A consultant for Brown County presented draft Chapters 1 and 2 of the Village of Ashwaubenon’s bicycle and pedestrian plan and asked the Bicycle & Pedestrian Committee for feedback on guiding principles, data and language for future policy and implementation.
Devin, the project consultant, said the draft moves key goals and objectives forward in the plan and incorporates recent public input and census data. He described a shift toward a safe‑system approach recommended by the U.S. Department of Transportation and summarized the plan’s aspirational Vision Zero aim: “there should be no deaths” on roadways as a guiding principle for design and policy.
Committee members welcomed the clearer structure and updated demographics but raised a series of substantive edits and clarifications. Several members asked that full public survey results remain in an appendix with a clear in‑text reference rather than occupying the main body; the committee agreed that readers should be able to find the full responses but that Chapter 1 should point to them rather than reproduce lengthy raw results.
The group debated a phrasing change to a goal that currently says the plan will “improve connections across the Fox River.” Members advised rewording to reflect the village’s authority and partnerships — for example, improving connections to the Fox River Trail or specifying east–west trail connections — because crossing the river often requires cooperation with external agencies.

**Input data**
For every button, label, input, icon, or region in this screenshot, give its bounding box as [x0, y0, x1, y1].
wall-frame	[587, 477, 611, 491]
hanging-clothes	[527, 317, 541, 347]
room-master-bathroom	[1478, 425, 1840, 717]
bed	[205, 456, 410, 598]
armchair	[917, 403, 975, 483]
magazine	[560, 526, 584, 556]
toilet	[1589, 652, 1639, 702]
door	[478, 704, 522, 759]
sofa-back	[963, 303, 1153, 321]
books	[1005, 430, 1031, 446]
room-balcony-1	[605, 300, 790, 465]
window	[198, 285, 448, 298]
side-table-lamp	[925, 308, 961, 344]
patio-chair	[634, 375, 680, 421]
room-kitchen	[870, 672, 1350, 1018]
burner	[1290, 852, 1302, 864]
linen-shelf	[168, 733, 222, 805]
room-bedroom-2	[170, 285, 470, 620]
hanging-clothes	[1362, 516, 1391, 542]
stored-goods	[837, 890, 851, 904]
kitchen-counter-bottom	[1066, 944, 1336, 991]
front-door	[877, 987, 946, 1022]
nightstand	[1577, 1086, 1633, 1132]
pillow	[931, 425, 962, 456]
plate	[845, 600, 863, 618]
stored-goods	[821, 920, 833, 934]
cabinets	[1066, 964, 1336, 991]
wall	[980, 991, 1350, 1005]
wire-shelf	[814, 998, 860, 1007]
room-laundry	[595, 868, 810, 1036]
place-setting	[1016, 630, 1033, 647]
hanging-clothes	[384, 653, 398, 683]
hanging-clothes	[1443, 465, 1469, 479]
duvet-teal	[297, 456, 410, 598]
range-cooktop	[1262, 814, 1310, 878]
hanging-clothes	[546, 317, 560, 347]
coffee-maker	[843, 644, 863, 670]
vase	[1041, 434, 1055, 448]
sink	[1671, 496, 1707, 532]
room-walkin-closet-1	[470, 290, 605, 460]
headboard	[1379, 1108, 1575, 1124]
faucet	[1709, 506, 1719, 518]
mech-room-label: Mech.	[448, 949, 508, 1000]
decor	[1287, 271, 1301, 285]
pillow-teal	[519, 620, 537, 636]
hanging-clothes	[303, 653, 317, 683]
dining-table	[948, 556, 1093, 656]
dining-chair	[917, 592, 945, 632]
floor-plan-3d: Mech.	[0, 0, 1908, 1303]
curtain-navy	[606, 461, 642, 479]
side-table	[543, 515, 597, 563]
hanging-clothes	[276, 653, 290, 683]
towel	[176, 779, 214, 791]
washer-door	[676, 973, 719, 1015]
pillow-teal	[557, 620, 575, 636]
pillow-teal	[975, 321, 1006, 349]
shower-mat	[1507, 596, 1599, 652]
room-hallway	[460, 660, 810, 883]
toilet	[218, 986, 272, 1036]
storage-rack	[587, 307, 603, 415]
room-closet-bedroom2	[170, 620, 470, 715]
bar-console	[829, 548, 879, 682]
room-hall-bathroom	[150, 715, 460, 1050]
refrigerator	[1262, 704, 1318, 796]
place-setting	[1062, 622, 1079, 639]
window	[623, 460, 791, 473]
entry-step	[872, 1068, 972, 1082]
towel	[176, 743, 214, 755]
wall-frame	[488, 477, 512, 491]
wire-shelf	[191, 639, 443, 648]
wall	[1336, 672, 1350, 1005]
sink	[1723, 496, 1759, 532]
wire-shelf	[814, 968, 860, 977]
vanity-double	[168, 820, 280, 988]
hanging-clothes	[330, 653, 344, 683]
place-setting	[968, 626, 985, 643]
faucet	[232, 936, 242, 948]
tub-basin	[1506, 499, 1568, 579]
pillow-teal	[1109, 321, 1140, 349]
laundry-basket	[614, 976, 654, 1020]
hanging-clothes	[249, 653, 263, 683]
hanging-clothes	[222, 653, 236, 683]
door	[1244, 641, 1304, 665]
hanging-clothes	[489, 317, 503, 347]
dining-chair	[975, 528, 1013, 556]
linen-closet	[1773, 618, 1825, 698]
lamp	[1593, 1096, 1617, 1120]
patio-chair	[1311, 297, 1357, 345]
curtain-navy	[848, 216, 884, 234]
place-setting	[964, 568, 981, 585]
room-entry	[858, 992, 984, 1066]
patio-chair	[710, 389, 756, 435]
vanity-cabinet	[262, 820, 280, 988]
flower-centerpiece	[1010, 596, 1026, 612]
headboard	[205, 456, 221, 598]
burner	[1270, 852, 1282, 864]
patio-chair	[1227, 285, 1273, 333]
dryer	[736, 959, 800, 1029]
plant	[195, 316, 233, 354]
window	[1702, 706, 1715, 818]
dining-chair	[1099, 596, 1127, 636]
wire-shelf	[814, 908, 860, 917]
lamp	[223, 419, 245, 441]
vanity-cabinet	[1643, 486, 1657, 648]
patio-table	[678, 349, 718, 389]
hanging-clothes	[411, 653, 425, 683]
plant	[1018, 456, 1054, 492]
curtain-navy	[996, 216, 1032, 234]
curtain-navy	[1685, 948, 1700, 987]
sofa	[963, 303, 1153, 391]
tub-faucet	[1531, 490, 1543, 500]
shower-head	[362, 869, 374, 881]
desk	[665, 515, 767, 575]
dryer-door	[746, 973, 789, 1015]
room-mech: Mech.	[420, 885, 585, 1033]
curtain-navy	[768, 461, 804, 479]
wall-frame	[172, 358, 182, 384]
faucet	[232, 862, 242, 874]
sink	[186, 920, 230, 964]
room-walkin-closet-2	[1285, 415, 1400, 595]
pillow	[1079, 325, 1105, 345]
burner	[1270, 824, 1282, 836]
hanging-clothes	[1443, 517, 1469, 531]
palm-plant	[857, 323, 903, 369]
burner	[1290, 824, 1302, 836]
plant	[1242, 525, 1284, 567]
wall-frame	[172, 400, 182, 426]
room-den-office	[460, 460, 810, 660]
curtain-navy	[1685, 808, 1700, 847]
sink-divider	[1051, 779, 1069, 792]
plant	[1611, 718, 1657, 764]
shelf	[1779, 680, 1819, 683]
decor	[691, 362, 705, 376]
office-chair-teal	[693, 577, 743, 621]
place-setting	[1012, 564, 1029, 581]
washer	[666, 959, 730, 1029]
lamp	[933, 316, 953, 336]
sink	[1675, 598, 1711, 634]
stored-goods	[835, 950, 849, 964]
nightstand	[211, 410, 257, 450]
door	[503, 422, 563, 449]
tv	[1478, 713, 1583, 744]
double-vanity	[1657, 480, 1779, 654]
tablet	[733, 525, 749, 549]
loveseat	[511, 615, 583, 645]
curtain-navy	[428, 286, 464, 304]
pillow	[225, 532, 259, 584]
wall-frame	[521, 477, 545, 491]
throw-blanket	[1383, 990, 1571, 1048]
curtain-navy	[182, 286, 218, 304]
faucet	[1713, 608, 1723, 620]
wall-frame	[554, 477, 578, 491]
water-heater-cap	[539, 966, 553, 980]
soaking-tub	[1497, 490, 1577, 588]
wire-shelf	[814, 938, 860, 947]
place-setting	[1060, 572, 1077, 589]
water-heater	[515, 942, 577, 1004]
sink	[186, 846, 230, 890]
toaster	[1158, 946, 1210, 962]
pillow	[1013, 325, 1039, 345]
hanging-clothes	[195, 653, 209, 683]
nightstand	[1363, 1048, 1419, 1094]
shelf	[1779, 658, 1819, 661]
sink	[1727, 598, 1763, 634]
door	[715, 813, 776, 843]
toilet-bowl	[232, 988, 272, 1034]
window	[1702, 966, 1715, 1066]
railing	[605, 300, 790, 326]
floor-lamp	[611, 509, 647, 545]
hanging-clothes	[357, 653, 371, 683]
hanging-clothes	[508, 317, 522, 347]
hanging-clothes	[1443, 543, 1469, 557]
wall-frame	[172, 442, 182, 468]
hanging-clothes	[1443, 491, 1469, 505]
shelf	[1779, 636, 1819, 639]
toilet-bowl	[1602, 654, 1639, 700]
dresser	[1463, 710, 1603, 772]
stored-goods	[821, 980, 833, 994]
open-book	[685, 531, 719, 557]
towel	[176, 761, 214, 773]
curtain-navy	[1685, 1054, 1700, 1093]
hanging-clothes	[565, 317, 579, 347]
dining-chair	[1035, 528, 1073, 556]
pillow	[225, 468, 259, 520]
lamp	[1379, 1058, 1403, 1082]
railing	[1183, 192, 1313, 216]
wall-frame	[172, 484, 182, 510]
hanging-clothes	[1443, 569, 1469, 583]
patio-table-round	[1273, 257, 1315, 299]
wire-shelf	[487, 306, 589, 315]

**Task requirements**
A) In the article on Ashwaubenon's draft bicycle and pedestrian plan, which federal agency recommended the safe-system approach?
B) Go on with the article about the committee's review of Ashwaubenon's bicycle and pedestrian plan, starting after its final sentence.

**Responses in order**
A) The U.S. Department of Transportation.

B)
Map accuracy drew scrutiny: committee members said the plan’s GIS layers appeared to show a bike trail on North Road that they believe does not exist. Devin said he would verify GIS data and confirm whether the new Ashwaubomay River Trail mileage has been captured with county staff and update the maps accordingly.
A recurring topic was how the plan treats marked curb lanes (white edge lines) and whether those should be labeled as bicycle facilities. Staff described marked wide curb lanes as an edge‑line or shoulder marking used primarily to delineate motor vehicle travel lanes, not a dedicated bike lane. The committee asked for a clear definitions section with examples and recommended not to imply that a painted white curb line is equivalent to a designated bicycle facility.
Members repeatedly raised electric devices — e‑bikes, e‑scooters and faster, motorcycle‑style units described in the meeting as “e‑motos” — as an issue that needs explicit policy attention. One staff member said the village’s ordinance is consistent with state statute but that enforcement is the limiting factor: “We have what we need in place. It comes down to education. It comes down to enforcement,” and identifying when a device is a statute‑defined e‑bike versus an e‑moto.
Committee members urged adding a policy statement and educational strategy for devices, and they recommended school‑based training (already planned for elementary grades) be expanded to reach middle and high school students. Public safety staff noted resource constraints for enforcement and said stronger definitions and public outreach will be important if the village expects behavior to change.
Devin outlined remaining work for the plan: a Chapter 4 existing‑conditions and needs assessment and a final action/policies chapter. He proposed returning to the committee in December to review the remaining chapters and completing a final draft for approval in January if necessary.
Next procedural steps: staff will verify map layers, add clear definitions (wide curb lane, bike route, bike lane), make the public‑survey location explicit, draft suggested policy language on e‑devices, and circulate the updated draft before the next meeting. The committee tentatively agreed to meet Dec. 15 (with an earlier start if needed) to allow time for review.